Please repeat all of the lines that follow, exactly as written.

Recorded data:
┌────────

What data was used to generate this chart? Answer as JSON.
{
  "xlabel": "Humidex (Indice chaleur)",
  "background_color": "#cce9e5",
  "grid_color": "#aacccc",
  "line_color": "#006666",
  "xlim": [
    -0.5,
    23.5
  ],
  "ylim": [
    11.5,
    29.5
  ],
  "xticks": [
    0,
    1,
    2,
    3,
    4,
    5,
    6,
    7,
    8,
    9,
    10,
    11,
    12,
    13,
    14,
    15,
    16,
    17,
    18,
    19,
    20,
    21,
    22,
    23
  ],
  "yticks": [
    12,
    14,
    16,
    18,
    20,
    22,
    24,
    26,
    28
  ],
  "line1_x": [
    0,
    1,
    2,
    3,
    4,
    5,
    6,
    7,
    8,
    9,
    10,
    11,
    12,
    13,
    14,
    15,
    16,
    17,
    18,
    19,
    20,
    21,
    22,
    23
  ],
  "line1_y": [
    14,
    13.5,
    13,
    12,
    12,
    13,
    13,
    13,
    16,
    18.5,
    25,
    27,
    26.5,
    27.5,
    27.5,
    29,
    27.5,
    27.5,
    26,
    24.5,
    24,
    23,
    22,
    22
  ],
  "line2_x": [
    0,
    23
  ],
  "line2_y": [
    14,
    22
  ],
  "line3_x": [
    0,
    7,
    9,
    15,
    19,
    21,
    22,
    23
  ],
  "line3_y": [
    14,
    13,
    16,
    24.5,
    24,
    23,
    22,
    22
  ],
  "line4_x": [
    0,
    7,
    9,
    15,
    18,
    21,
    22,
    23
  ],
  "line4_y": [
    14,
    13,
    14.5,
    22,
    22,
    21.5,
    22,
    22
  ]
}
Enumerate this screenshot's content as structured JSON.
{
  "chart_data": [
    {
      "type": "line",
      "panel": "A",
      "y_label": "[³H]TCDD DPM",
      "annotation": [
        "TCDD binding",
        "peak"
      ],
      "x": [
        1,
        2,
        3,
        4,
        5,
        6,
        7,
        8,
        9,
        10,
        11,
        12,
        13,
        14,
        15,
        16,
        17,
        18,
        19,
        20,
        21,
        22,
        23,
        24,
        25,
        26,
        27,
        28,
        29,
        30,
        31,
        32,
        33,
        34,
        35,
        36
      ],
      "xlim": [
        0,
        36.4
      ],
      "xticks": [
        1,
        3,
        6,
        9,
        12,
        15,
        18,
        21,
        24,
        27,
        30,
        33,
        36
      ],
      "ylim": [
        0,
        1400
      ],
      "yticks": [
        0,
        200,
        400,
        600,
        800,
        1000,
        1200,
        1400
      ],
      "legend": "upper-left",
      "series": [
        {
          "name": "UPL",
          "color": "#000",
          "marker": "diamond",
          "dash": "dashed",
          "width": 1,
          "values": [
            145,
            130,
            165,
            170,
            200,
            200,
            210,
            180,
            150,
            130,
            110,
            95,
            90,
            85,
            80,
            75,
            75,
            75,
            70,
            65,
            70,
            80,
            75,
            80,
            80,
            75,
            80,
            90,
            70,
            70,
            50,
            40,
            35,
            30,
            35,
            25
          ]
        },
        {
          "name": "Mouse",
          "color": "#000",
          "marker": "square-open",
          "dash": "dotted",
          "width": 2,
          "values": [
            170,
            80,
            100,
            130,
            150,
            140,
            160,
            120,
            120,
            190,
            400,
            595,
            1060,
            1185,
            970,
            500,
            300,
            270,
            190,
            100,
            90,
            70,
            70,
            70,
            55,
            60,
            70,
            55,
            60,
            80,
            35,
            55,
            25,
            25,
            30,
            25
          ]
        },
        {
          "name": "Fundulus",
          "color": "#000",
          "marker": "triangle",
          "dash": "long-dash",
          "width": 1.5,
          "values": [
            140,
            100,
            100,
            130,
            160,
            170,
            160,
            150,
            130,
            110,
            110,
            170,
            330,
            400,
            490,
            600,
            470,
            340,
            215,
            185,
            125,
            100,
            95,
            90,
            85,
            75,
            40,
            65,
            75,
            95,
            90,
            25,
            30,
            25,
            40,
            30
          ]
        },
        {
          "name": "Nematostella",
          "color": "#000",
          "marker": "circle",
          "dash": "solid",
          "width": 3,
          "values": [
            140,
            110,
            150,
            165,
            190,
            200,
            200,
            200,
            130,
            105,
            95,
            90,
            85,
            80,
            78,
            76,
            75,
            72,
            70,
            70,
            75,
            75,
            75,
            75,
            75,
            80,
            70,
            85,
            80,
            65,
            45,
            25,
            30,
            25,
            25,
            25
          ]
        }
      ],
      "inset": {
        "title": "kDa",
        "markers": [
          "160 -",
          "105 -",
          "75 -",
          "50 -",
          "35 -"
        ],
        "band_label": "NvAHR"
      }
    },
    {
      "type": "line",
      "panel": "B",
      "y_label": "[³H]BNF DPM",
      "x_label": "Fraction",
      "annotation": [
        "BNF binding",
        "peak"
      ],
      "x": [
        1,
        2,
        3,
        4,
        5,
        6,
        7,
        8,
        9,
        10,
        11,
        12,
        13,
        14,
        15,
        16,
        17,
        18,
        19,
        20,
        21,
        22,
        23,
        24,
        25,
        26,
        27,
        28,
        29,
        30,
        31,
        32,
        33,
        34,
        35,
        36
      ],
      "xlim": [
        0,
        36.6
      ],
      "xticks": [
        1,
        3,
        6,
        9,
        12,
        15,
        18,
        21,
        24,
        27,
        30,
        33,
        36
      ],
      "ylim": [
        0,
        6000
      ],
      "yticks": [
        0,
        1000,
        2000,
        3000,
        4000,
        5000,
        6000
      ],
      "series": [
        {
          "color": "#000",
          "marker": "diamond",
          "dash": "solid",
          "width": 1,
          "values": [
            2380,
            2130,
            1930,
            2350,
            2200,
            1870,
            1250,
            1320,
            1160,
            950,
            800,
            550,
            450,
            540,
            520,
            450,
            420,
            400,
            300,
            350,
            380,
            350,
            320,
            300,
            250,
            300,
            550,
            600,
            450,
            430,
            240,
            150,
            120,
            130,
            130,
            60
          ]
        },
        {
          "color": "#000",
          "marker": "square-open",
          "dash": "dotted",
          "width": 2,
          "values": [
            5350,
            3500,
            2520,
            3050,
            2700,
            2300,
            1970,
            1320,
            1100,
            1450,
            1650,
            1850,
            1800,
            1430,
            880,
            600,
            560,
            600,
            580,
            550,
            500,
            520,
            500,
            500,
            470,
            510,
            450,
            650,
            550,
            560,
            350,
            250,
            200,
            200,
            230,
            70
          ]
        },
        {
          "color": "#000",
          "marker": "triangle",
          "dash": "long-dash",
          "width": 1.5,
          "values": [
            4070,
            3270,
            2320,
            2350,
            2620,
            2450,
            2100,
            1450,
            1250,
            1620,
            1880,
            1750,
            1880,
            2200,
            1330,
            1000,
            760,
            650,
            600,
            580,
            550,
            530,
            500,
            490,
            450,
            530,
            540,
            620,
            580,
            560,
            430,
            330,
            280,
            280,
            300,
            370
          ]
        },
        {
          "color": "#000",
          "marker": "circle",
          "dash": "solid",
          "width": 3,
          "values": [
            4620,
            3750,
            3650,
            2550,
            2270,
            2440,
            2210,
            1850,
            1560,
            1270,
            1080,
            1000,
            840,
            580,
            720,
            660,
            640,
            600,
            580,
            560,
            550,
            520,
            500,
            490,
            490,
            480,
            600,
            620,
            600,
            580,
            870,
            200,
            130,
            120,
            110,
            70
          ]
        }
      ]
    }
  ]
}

└────────

Expected output:
What data was used to generate this chart? Answer as JSON.
{
  "xlabel": "Humidex (Indice chaleur)",
  "background_color": "#cce9e5",
  "grid_color": "#aacccc",
  "line_color": "#006666",
  "xlim": [
    -0.5,
    23.5
  ],
  "ylim": [
    11.5,
    29.5
  ],
  "xticks": [
    0,
    1,
    2,
    3,
    4,
    5,
    6,
    7,
    8,
    9,
    10,
    11,
    12,
    13,
    14,
    15,
    16,
    17,
    18,
    19,
    20,
    21,
    22,
    23
  ],
  "yticks": [
    12,
    14,
    16,
    18,
    20,
    22,
    24,
    26,
    28
  ],
  "line1_x": [
    0,
    1,
    2,
    3,
    4,
    5,
    6,
    7,
    8,
    9,
    10,
    11,
    12,
    13,
    14,
    15,
    16,
    17,
    18,
    19,
    20,
    21,
    22,
    23
  ],
  "line1_y": [
    14,
    13.5,
    13,
    12,
    12,
    13,
    13,
    13,
    16,
    18.5,
    25,
    27,
    26.5,
    27.5,
    27.5,
    29,
    27.5,
    27.5,
    26,
    24.5,
    24,
    23,
    22,
    22
  ],
  "line2_x": [
    0,
    23
  ],
  "line2_y": [
    14,
    22
  ],
  "line3_x": [
    0,
    7,
    9,
    15,
    19,
    21,
    22,
    23
  ],
  "line3_y": [
    14,
    13,
    16,
    24.5,
    24,
    23,
    22,
    22
  ],
  "line4_x": [
    0,
    7,
    9,
    15,
    18,
    21,
    22,
    23
  ],
  "line4_y": [
    14,
    13,
    14.5,
    22,
    22,
    21.5,
    22,
    22
  ]
}
Enumerate this screenshot's content as structured JSON.
{
  "chart_data": [
    {
      "type": "line",
      "panel": "A",
      "y_label": "[³H]TCDD DPM",
      "annotation": [
        "TCDD binding",
        "peak"
      ],
      "x": [
        1,
        2,
        3,
        4,
        5,
        6,
        7,
        8,
        9,
        10,
        11,
        12,
        13,
        14,
        15,
        16,
        17,
        18,
        19,
        20,
        21,
        22,
        23,
        24,
        25,
        26,
        27,
        28,
        29,
        30,
        31,
        32,
        33,
        34,
        35,
        36
      ],
      "xlim": [
        0,
        36.4
      ],
      "xticks": [
        1,
        3,
        6,
        9,
        12,
        15,
        18,
        21,
        24,
        27,
        30,
        33,
        36
      ],
      "ylim": [
        0,
        1400
      ],
      "yticks": [
        0,
        200,
        400,
        600,
        800,
        1000,
        1200,
        1400
      ],
      "legend": "upper-left",
      "series": [
        {
          "name": "UPL",
          "color": "#000",
          "marker": "diamond",
          "dash": "dashed",
          "width": 1,
          "values": [
            145,
            130,
            165,
            170,
            200,
            200,
            210,
            180,
            150,
            130,
            110,
            95,
            90,
            85,
            80,
            75,
            75,
            75,
            70,
            65,
            70,
            80,
            75,
            80,
            80,
            75,
            80,
            90,
            70,
            70,
            50,
            40,
            35,
            30,
            35,
            25
          ]
        },
        {
          "name": "Mouse",
          "color": "#000",
          "marker": "square-open",
          "dash": "dotted",
          "width": 2,
          "values": [
            170,
            80,
            100,
            130,
            150,
            140,
            160,
            120,
            120,
            190,
            400,
            595,
            1060,
            1185,
            970,
            500,
            300,
            270,
            190,
            100,
            90,
            70,
            70,
            70,
            55,
            60,
            70,
            55,
            60,
            80,
            35,
            55,
            25,
            25,
            30,
            25
          ]
        },
        {
          "name": "Fundulus",
          "color": "#000",
          "marker": "triangle",
          "dash": "long-dash",
          "width": 1.5,
          "values": [
            140,
            100,
            100,
            130,
            160,
            170,
            160,
            150,
            130,
            110,
            110,
            170,
            330,
            400,
            490,
            600,
            470,
            340,
            215,
            185,
            125,
            100,
            95,
            90,
            85,
            75,
            40,
            65,
            75,
            95,
            90,
            25,
            30,
            25,
            40,
            30
          ]
        },
        {
          "name": "Nematostella",
          "color": "#000",
          "marker": "circle",
          "dash": "solid",
          "width": 3,
          "values": [
            140,
            110,
            150,
            165,
            190,
            200,
            200,
            200,
            130,
            105,
            95,
            90,
            85,
            80,
            78,
            76,
            75,
            72,
            70,
            70,
            75,
            75,
            75,
            75,
            75,
            80,
            70,
            85,
            80,
            65,
            45,
            25,
            30,
            25,
            25,
            25
          ]
        }
      ],
      "inset": {
        "title": "kDa",
        "markers": [
          "160 -",
          "105 -",
          "75 -",
          "50 -",
          "35 -"
        ],
        "band_label": "NvAHR"
      }
    },
    {
      "type": "line",
      "panel": "B",
      "y_label": "[³H]BNF DPM",
      "x_label": "Fraction",
      "annotation": [
        "BNF binding",
        "peak"
      ],
      "x": [
        1,
        2,
        3,
        4,
        5,
        6,
        7,
        8,
        9,
        10,
        11,
        12,
        13,
        14,
        15,
        16,
        17,
        18,
        19,
        20,
        21,
        22,
        23,
        24,
        25,
        26,
        27,
        28,
        29,
        30,
        31,
        32,
        33,
        34,
        35,
        36
      ],
      "xlim": [
        0,
        36.6
      ],
      "xticks": [
        1,
        3,
        6,
        9,
        12,
        15,
        18,
        21,
        24,
        27,
        30,
        33,
        36
      ],
      "ylim": [
        0,
        6000
      ],
      "yticks": [
        0,
        1000,
        2000,
        3000,
        4000,
        5000,
        6000
      ],
      "series": [
        {
          "color": "#000",
          "marker": "diamond",
          "dash": "solid",
          "width": 1,
          "values": [
            2380,
            2130,
            1930,
            2350,
            2200,
            1870,
            1250,
            1320,
            1160,
            950,
            800,
            550,
            450,
            540,
            520,
            450,
            420,
            400,
            300,
            350,
            380,
            350,
            320,
            300,
            250,
            300,
            550,
            600,
            450,
            430,
            240,
            150,
            120,
            130,
            130,
            60
          ]
        },
        {
          "color": "#000",
          "marker": "square-open",
          "dash": "dotted",
          "width": 2,
          "values": [
            5350,
            3500,
            2520,
            3050,
            2700,
            2300,
            1970,
            1320,
            1100,
            1450,
            1650,
            1850,
            1800,
            1430,
            880,
            600,
            560,
            600,
            580,
            550,
            500,
            520,
            500,
            500,
            470,
            510,
            450,
            650,
            550,
            560,
            350,
            250,
            200,
            200,
            230,
            70
          ]
        },
        {
          "color": "#000",
          "marker": "triangle",
          "dash": "long-dash",
          "width": 1.5,
          "values": [
            4070,
            3270,
            2320,
            2350,
            2620,
            2450,
            2100,
            1450,
            1250,
            1620,
            1880,
            1750,
            1880,
            2200,
            1330,
            1000,
            760,
            650,
            600,
            580,
            550,
            530,
            500,
            490,
            450,
            530,
            540,
            620,
            580,
            560,
            430,
            330,
            280,
            280,
            300,
            370
          ]
        },
        {
          "color": "#000",
          "marker": "circle",
          "dash": "solid",
          "width": 3,
          "values": [
            4620,
            3750,
            3650,
            2550,
            2270,
            2440,
            2210,
            1850,
            1560,
            1270,
            1080,
            1000,
            840,
            580,
            720,
            660,
            640,
            600,
            580,
            560,
            550,
            520,
            500,
            490,
            490,
            480,
            600,
            620,
            600,
            580,
            870,
            200,
            130,
            120,
            110,
            70
          ]
        }
      ]
    }
  ]
}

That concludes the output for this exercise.